# What the task asks
Each line that holds the word "Model" is to be identified and copied.

# Information given
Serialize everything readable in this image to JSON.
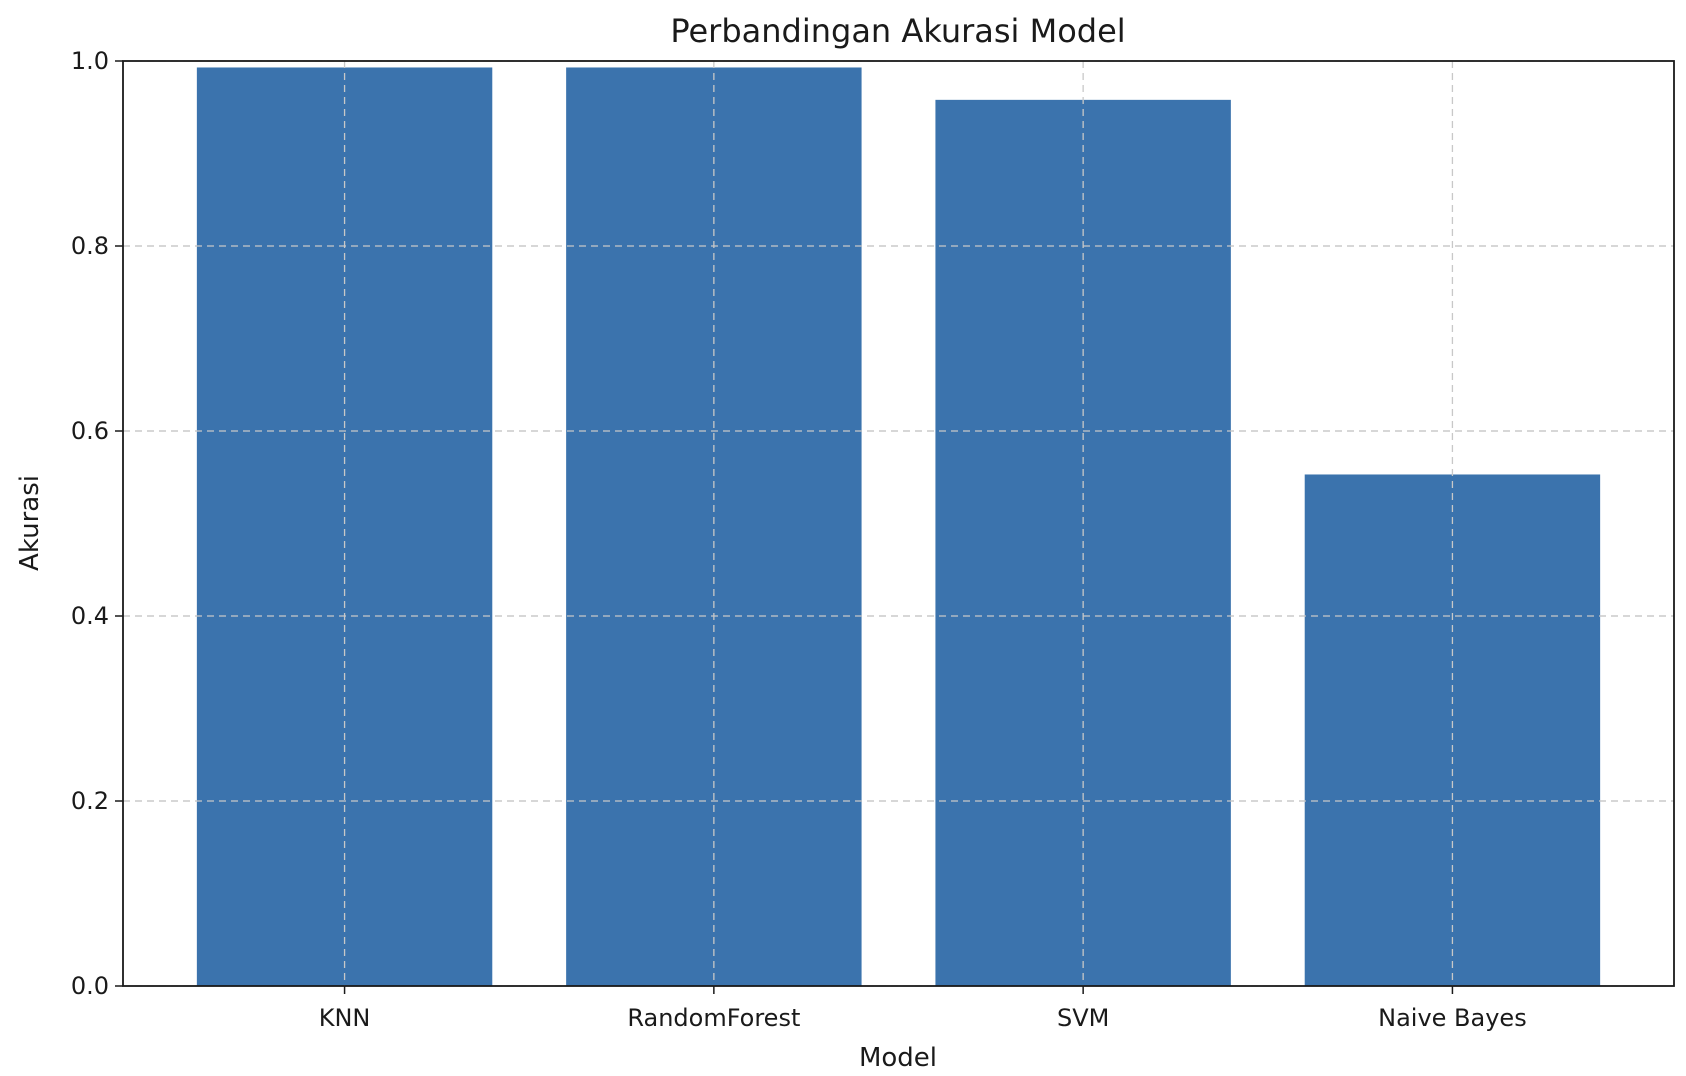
{
  "chart_data": {
    "type": "bar",
    "title": "Perbandingan Akurasi Model",
    "xlabel": "Model",
    "ylabel": "Akurasi",
    "categories": [
      "KNN",
      "RandomForest",
      "SVM",
      "Naive Bayes"
    ],
    "values": [
      0.993,
      0.993,
      0.958,
      0.553
    ],
    "ylim": [
      0,
      1.0
    ],
    "yticks": [
      "0.0",
      "0.2",
      "0.4",
      "0.6",
      "0.8",
      "1.0"
    ],
    "grid": true,
    "bar_color": "#3b73ad"
  }
}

# Result for this exercise
    "title": "Perbandingan Akurasi Model",
    "xlabel": "Model",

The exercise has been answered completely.